§ **Texte extrait**:
--
She’s in the game – Marla Saavedra

She’s in the game – Marla Saavedra

Et comment as-tu abouti dans le jeu vidéo ?

Mon frère ainé était démo-maker. La place était déjà prise, mais j’apprenais, via lui, ce dont j’avais besoin.

Lors de vacances en Espagne, j’ai vu « Dragon Slayer » (Dragon’s Lair) en arcade, en ’82 dans ces eaux-là. J’ai dit à mes parents qu’à défaut d’être scientifique, je voudrais faire un truc comme cela. Note que je n’ai jamais joué au jeu. Je pensais que c’était un open world ! Du coup, j’ai été surprise quand j’ai appris que c’était un jeu de QTE. Aussi, j’ai eu la chance d’avoir un maître qui savait programmer, et notre école publique faisait partie du programme Mo5 : nous faisions du Logo du CE2 au CM2 et nous avons construit une tortue robot, en plexiglas.

Et as-tu suivi une formation particulière ?

J’ai fait une école privée, soi-disant spécialisée, après l’université. Sauf qu’au prix que cela coûtait, il n’y avait pratiquement pas de cours et un encadrement quasiment inexistant par rapport à la fac où j’ai appris beaucoup de choses en histoire de l’art (les prémices de la BD, de la photo, du cinéma, etc.) et en sciences cognitives (comment construire une spatialité pour faire une expo, etc.).

Puis, je me suis trouvée un stage de trois mois, chez Neko Entertainment. Et comme j’ai sorti un jeu en trois mois, assez sympa, on m’a embauchée. Mon collègue stagiaire et moi sommes partis d’un moteur de jeu de voiture existant et avons fait le Level Design ensemble. C’était du one-shot. Ensuite, comme je me débrouillais bien et que le studio avait un gros projet, un jeu de combat, les boss m’ont laissée en charge d’un petit jeu pour enfants. Ce fut une expérience gratifiante mais à la contrepartie dérangeante. Lorsque l’on est en charge d’un projet en totale autonomie avec un collègue, il est difficile de voir et d’accepter qu’un game designer en place veuille apparaître comme lead game designer aux crédits et encore plus dérangeant que cela lui soit accordé ! Il en va du respect du travail d’autrui, mais encore en stage à l’époque, je n’eus d’autre choix que de ne rien dire… J’ai appris par la suite que le game designer en question était coutumier du fait !
--
§ **Lignes brutes**:
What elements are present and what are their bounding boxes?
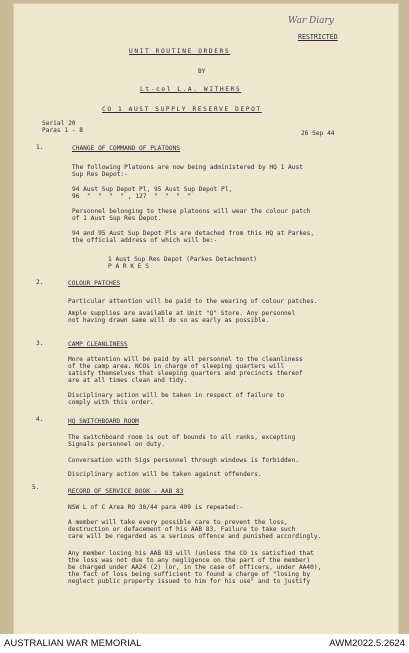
by-line: BY xyxy=(198,68,206,75)
address-line: 1 Aust Sup Res Depot (Parkes Detachment) xyxy=(108,256,258,263)
text-line: Disciplinary action will be taken against offenders. xyxy=(68,471,262,478)
text-line: Disciplinary action will be taken in respect of failure to xyxy=(68,392,285,399)
text-line: 94 Aust Sup Depot Pl, 95 Aust Sup Depot Pl, xyxy=(72,186,233,193)
text-line: The switchboard room is out of bounds to all ranks, excepting xyxy=(68,434,296,441)
text-line: satisfy themselves that sleeping quarters and precincts thereof xyxy=(68,370,303,377)
text-line: comply with this order. xyxy=(68,399,154,406)
caption-accession-number: AWM2022.5.2624 xyxy=(329,638,405,649)
section-number: 3. xyxy=(36,340,44,347)
section-heading: COLOUR PATCHES xyxy=(68,280,121,287)
document-page xyxy=(14,4,398,634)
text-line: Sup Res Depot:- xyxy=(72,171,128,178)
section-heading: HQ SWITCHBOARD ROOM xyxy=(68,418,139,425)
text-line: neglect public property issued to him for his use" and to justify xyxy=(68,578,311,585)
classification-label: RESTRICTED xyxy=(298,33,338,41)
text-line: the official address of which will be:- xyxy=(72,237,218,244)
unit-name: CO 1 AUST SUPPLY RESERVE DEPOT xyxy=(102,106,262,113)
text-line: not having drawn same will do so as early as possible. xyxy=(68,317,270,324)
text-line: More attention will be paid by all personnel to the cleanliness xyxy=(68,356,303,363)
section-number: 1. xyxy=(36,144,44,151)
text-line: Ample supplies are available at Unit "Q" Store. Any personnel xyxy=(68,310,296,317)
text-line: of 1 Aust Sup Res Depot. xyxy=(72,215,162,222)
paras-range: Paras 1 - 8 xyxy=(42,127,83,134)
text-line: Any member losing his AAB 83 will (unless the CO is satisfied that xyxy=(68,550,314,557)
address-line: P A R K E S xyxy=(108,263,149,270)
handwritten-note: War Diary xyxy=(288,16,334,26)
text-line: care will be regarded as a serious offence and punished accordingly. xyxy=(68,533,322,540)
text-line: The following Platoons are now being administered by HQ 1 Aust xyxy=(72,164,303,171)
section-heading: RECORD OF SERVICE BOOK - AAB 83 xyxy=(68,488,184,495)
section-number: 2. xyxy=(36,279,44,286)
image-caption-bar xyxy=(0,634,409,653)
caption-institution: AUSTRALIAN WAR MEMORIAL xyxy=(4,638,142,649)
section-heading: CAMP CLEANLINESS xyxy=(68,341,128,348)
text-line: 94 and 95 Aust Sup Depot Pls are detached from this HQ at Parkes, xyxy=(72,230,315,237)
text-line: 96 " " " " , 127 " " " " xyxy=(72,193,192,200)
text-line: NSW L of C Area RO 38/44 para 409 is repeated:- xyxy=(68,504,244,511)
section-heading: CHANGE OF COMMAND OF PLATOONS xyxy=(72,145,181,152)
officer-name: Lt-col L.A. WITHERS xyxy=(140,86,242,93)
order-date: 26 Sep 44 xyxy=(301,130,335,137)
text-line: Signals personnel on duty. xyxy=(68,441,165,448)
text-line: are at all times clean and tidy. xyxy=(68,377,188,384)
serial-number: Serial 20 xyxy=(42,120,76,127)
document-title: UNIT ROUTINE ORDERS xyxy=(129,48,231,55)
text-line: the fact of loss being sufficient to found a charge of "losing by xyxy=(68,571,311,578)
text-line: Conversation with Sigs personnel through windows is forbidden. xyxy=(68,457,299,464)
text-line: Personnel belonging to these platoons will wear the colour patch xyxy=(72,208,311,215)
section-number: 5. xyxy=(32,484,40,491)
text-line: of the camp area. NCOs in charge of sleeping quarters will xyxy=(68,363,285,370)
text-line: the loss was not due to any negligence on the part of the member) xyxy=(68,557,311,564)
text-line: be charged under AA24 (2) (or, in the case of officers, under AA40), xyxy=(68,564,322,571)
text-line: A member will take every possible care to prevent the loss, xyxy=(68,519,288,526)
section-number: 4. xyxy=(36,416,44,423)
text-line: Particular attention will be paid to the wearing of colour patches. xyxy=(68,298,318,305)
text-line: destruction or defacement of his AAB 83. Failure to take such xyxy=(68,526,296,533)
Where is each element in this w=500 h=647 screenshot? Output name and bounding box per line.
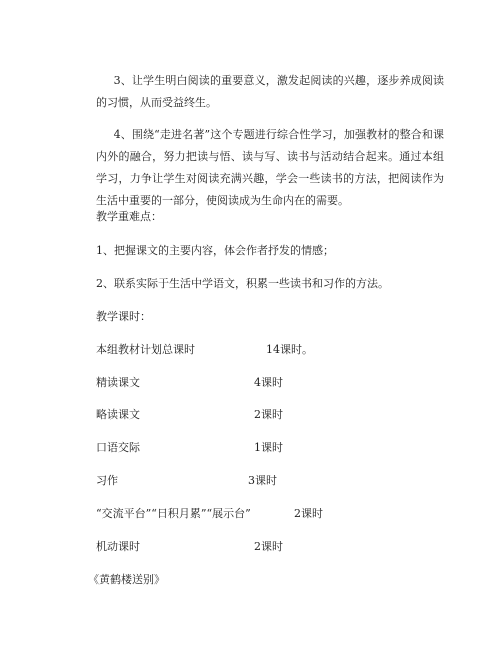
schedule-item-writing: 习作 [96, 474, 118, 487]
schedule-hours-skim-reading: 2课时 [254, 408, 283, 421]
schedule-hours-total: 14课时。 [266, 343, 313, 356]
objective-paragraph-3: 3、让学生明白阅读的重要意义，激发起阅读的兴趣，逐步养成阅读的习惯，从而受益终生。 [96, 74, 444, 109]
schedule-hours-intensive-reading: 4课时 [254, 376, 283, 389]
schedule-item-flexible: 机动课时 [96, 540, 140, 553]
lesson-title: 《黄鹤楼送别》 [88, 573, 165, 586]
schedule-item-oral: 口语交际 [96, 441, 140, 454]
schedule-item-platform: “交流平台”“日积月累”“展示台” [96, 507, 251, 520]
key-points-heading: 教学重难点： [96, 210, 162, 223]
schedule-heading: 教学课时： [96, 310, 151, 323]
schedule-hours-oral: 1课时 [254, 441, 283, 454]
schedule-item-intensive-reading: 精读课文 [96, 376, 140, 389]
schedule-item-skim-reading: 略读课文 [96, 408, 140, 421]
schedule-hours-flexible: 2课时 [254, 540, 283, 553]
schedule-hours-platform: 2课时 [294, 507, 323, 520]
key-point-item-2: 2、联系实际于生活中学语文，积累一些读书和习作的方法。 [96, 277, 389, 290]
schedule-hours-writing: 3课时 [248, 474, 277, 487]
schedule-item-total: 本组教材计划总课时 [96, 343, 195, 356]
objective-paragraph-4: 4、围绕“走进名著”这个专题进行综合性学习，加强教材的整合和课内外的融合，努力把读与悟、读与写、读书与活动结合起来。通过本组学习，力争让学生对阅读充满兴趣，学会一些读书的方法，把阅读作为生活中重要的一部分，使阅读成为生命内在的需要。 [96, 128, 444, 207]
key-point-item-1: 1、把握课文的主要内容，体会作者抒发的情感； [96, 244, 334, 257]
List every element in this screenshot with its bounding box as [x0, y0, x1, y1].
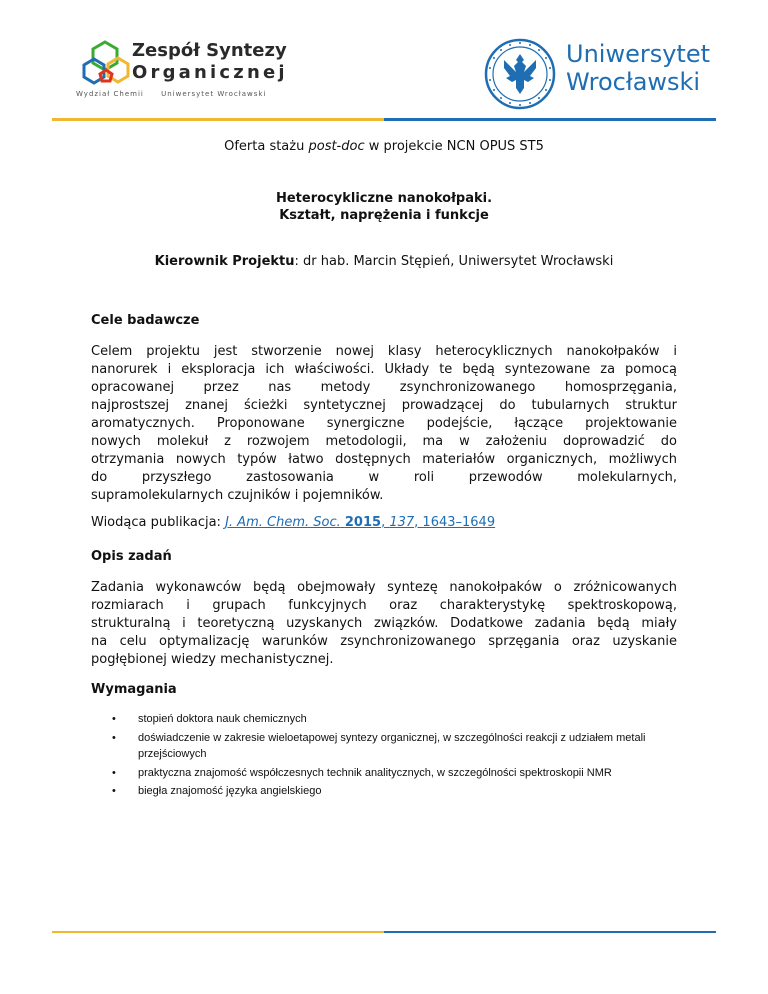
- university-name-line1: Uniwersytet: [566, 40, 710, 68]
- offer-suffix: w projekcie NCN OPUS ST5: [364, 139, 544, 154]
- offer-emphasis: post-doc: [308, 139, 365, 154]
- list-item: [112, 711, 672, 728]
- requirement-text: praktyczna znajomość współczesnych technik analitycznych, w szczególności spektroskopii NMR: [138, 766, 612, 779]
- goals-line: nanorurek i eksploracja ich właściwości. Układy te będą syntezowane za pomocą: [91, 362, 677, 377]
- requirements-list: [112, 711, 672, 802]
- bullet-icon: •: [112, 731, 116, 744]
- university-name-line2: Wrocławski: [566, 68, 701, 96]
- requirements-heading: Wymagania: [91, 682, 177, 697]
- publication-year: 2015: [344, 515, 382, 530]
- goals-line: otrzymania nowych typów łatwo dostępnych materiałów organicznych, możliwych: [91, 452, 677, 467]
- bullet-icon: •: [112, 785, 116, 797]
- header-divider-yellow: [52, 118, 384, 121]
- tasks-line: Zadania wykonawców będą obejmowały syntezę nanokołpaków o zróżnicowanych: [91, 580, 677, 595]
- tasks-line: na celu optymalizację warunków zsynchronizowanego sprzęgania oraz uzyskanie: [91, 634, 677, 649]
- project-title-line2: Kształt, naprężenia i funkcje: [279, 208, 489, 223]
- project-title-line1: Heterocykliczne nanokołpaki.: [275, 191, 493, 206]
- faculty-name: Wydział Chemii: [76, 90, 144, 98]
- publication-pages: 1643–1649: [422, 515, 496, 530]
- requirement-text: stopień doktora nauk chemicznych: [138, 713, 307, 725]
- eagle-seal-icon: [484, 38, 556, 110]
- manager-value: : dr hab. Marcin Stępień, Uniwersytet Wrocławski: [294, 254, 614, 269]
- lead-publication: [91, 515, 495, 530]
- footer-divider-yellow: [52, 931, 384, 933]
- bullet-icon: •: [112, 713, 116, 725]
- goals-line: nowych molekuł z rozwojem metodologii, ma w założeniu doprowadzić do: [91, 434, 677, 449]
- group-name-line2: Organicznej: [132, 62, 288, 83]
- list-item: [112, 783, 672, 800]
- hexagon-rings-icon: [80, 40, 132, 90]
- goals-line: najprostszej znanej ścieżki syntetycznej prowadzącej do tubularnych struktur: [91, 398, 677, 413]
- goals-line: Celem projektu jest stworzenie nowej klasy heterocyklicznych nanokołpaków i: [91, 344, 677, 359]
- tasks-paragraph: [91, 579, 677, 669]
- publication-journal: J. Am. Chem. Soc.: [225, 515, 341, 530]
- goals-line: do przyszłego zastosowania w roli przewodów molekularnych,: [91, 470, 677, 485]
- list-item: [112, 765, 672, 782]
- tasks-heading: Opis zadań: [91, 549, 172, 564]
- publication-link[interactable]: J. Am. Chem. Soc. 2015, 137, 1643–1649: [225, 515, 496, 530]
- goals-heading: Cele badawcze: [91, 313, 200, 328]
- tasks-line: pogłębionej wiedzy mechanistycznej.: [91, 652, 334, 667]
- offer-prefix: Oferta stażu: [224, 139, 309, 154]
- university-name-small: Uniwersytet Wrocławski: [161, 90, 267, 98]
- requirement-text: biegła znajomość języka angielskiego: [138, 785, 322, 797]
- publication-volume: 137: [389, 515, 415, 530]
- goals-paragraph: [91, 343, 677, 505]
- group-subtitle: [76, 90, 280, 98]
- university-logo: [484, 38, 710, 110]
- header-divider-blue: [384, 118, 716, 121]
- group-name-line1: Zespół Syntezy: [132, 40, 287, 61]
- goals-line: aromatycznych. Proponowane synergiczne podejście, łączące projektowanie: [91, 416, 677, 431]
- research-group-logo: [76, 40, 340, 100]
- bullet-icon: •: [112, 766, 116, 779]
- lead-publication-label: Wiodąca publikacja:: [91, 515, 226, 530]
- manager-label: Kierownik Projektu: [154, 254, 295, 269]
- project-manager: [52, 254, 716, 269]
- offer-line: [52, 139, 716, 154]
- goals-line: opracowanej przez nas metody zsynchronizowanego homosprzęgania,: [91, 380, 677, 395]
- requirement-text: doświadczenie w zakresie wieloetapowej syntezy organicznej, w szczególności reakcji z udziałem metali przejściowych: [138, 731, 646, 760]
- tasks-line: strukturalną i teoretyczną uzyskanych związków. Dodatkowe zadania będą miały: [91, 616, 677, 631]
- list-item: [112, 730, 672, 763]
- footer-divider-blue: [384, 931, 716, 933]
- goals-line: supramolekularnych czujników i pojemników.: [91, 488, 384, 503]
- tasks-line: rozmiarach i grupach funkcyjnych oraz charakterystykę spektroskopową,: [91, 598, 677, 613]
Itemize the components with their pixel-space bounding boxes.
--
§ **Consignes**:
**A)** Dans l'entretien « She's in the game – Marla Saavedra », quelle entreprise a accueilli la personne interrogée pour un stage de trois mois ?
**B)** Relevez, dans l'entretien « She's in the game – Marla Saavedra », les domaines dont les prémices ont été abordés en cours d'histoire de l'art à la fac.
**C)** Poursuivez l'entretien « She's in the game – Marla Saavedra » à partir de sa dernière phrase.

§ **Réponses attendues**:
**A)** Neko Entertainment.

**B)** La BD, la photo et le cinéma.

**C)**
Déjà le jeu Oui-Oui ?

Oui. On m’a donné carte blanche. On m’a mise sur ce projet car j’étais une « fille », mais moi, je voulais faire un jeu cool, comme le jeu « Dragon’s Lair » que je m’étais imaginée étant petite. C’est le seul moment où j’ai senti qu’être « une fille » pouvait avoir une influence. Mais j’ai pris la chose comme un moyen de montrer ce qu’une fille était capable de faire. Ensuite, la question de « je suis une femme » ne s’est pas posée avec mes collaborateurs. Ce sont les programmeurs qui ont eu un doute au départ, mais c’est vite passé par la suite. Une fois la confiance acquise, tout va plus vite. Et à Neko, savoir prendre la bonne décision le plus vite possible, c’est essentiel ou ton jeu est pourri. C’est simple, le one-shot : tu sais, ou tu ne sais pas faire.

Tu veux dire que tu as accepté le fait d’avoir été placée sur ce projet en partie parce que tu étais une fille, mais que tu as exploité cette situation en créant un jeu ambitieux pour enfants ?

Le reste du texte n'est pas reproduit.